Among the entries below, count the lines with "Olsson" in them and state the total without comment.

::::::

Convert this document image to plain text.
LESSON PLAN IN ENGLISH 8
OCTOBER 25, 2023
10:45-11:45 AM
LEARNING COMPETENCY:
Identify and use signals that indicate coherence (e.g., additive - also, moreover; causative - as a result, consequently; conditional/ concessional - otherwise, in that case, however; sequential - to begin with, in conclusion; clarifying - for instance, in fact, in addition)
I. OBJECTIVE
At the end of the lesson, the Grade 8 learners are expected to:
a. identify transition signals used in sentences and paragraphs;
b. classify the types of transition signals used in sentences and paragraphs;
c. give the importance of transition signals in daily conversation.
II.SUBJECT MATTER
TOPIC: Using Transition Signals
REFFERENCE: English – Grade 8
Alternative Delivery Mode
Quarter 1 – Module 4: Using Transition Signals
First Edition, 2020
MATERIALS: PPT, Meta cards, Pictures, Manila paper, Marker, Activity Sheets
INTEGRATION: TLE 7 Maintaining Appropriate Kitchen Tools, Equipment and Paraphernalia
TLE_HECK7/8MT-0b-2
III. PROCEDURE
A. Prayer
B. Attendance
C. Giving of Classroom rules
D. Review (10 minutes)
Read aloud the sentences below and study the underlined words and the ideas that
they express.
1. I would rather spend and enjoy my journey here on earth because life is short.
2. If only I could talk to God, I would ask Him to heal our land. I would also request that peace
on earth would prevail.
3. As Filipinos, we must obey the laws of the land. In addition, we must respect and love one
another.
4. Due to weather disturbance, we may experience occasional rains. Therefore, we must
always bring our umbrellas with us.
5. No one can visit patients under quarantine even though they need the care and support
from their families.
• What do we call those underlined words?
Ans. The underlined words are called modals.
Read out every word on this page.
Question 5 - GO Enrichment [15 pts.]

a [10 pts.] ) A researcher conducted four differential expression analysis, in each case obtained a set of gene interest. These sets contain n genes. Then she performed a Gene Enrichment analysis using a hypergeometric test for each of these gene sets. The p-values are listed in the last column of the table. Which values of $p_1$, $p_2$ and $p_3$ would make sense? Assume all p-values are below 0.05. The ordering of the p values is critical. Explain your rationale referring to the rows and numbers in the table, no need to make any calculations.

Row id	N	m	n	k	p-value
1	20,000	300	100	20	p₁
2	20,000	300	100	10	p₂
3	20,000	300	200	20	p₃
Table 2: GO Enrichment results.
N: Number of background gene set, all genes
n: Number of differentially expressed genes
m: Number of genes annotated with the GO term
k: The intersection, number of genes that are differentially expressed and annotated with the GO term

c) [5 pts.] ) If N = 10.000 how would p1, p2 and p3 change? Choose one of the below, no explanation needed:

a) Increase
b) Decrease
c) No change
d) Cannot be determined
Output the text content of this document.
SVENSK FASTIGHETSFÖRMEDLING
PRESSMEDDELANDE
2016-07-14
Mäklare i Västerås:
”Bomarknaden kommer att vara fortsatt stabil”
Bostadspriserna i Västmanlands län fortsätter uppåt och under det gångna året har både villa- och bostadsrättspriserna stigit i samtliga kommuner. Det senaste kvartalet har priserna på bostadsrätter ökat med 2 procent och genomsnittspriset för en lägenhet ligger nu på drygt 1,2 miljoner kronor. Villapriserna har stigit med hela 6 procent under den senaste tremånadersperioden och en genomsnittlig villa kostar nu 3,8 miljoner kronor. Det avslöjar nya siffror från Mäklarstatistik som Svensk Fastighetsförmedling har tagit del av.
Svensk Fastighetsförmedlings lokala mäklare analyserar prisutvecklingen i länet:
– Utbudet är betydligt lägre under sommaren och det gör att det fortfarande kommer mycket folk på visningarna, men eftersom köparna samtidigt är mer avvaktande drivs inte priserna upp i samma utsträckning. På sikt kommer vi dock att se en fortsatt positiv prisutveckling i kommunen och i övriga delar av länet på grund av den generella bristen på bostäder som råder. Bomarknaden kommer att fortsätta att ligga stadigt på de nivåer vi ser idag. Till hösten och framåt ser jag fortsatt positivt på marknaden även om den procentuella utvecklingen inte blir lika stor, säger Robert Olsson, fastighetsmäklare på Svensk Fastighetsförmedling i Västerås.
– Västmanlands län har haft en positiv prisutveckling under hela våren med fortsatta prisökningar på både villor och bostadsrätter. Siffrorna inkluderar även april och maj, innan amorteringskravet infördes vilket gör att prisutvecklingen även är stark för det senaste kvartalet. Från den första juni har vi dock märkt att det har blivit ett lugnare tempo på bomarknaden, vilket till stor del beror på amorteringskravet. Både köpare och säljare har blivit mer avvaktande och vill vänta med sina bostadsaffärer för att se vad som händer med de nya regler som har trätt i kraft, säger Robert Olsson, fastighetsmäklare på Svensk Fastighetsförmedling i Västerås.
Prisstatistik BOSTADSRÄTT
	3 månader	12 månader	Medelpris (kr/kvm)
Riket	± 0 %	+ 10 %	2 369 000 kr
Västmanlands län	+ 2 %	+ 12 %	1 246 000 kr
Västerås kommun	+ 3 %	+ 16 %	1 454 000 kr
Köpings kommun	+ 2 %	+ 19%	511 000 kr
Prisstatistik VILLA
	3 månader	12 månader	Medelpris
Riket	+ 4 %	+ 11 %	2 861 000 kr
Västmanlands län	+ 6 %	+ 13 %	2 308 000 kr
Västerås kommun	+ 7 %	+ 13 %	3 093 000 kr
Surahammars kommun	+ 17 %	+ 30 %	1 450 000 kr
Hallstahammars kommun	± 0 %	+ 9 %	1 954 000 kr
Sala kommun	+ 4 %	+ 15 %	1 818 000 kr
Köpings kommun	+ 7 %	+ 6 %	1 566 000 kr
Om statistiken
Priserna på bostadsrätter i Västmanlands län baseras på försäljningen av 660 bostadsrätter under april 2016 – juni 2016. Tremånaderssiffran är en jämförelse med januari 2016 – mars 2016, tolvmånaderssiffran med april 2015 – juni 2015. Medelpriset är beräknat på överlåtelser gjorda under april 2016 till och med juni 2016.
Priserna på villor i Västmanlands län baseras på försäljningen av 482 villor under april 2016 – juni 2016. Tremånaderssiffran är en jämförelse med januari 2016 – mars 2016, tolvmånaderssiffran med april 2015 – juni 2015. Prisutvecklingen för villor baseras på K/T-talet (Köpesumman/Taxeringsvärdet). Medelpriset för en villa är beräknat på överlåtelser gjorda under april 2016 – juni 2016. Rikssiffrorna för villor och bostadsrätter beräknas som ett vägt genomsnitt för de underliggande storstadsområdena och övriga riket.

::::::

YOUR SOLUTION
2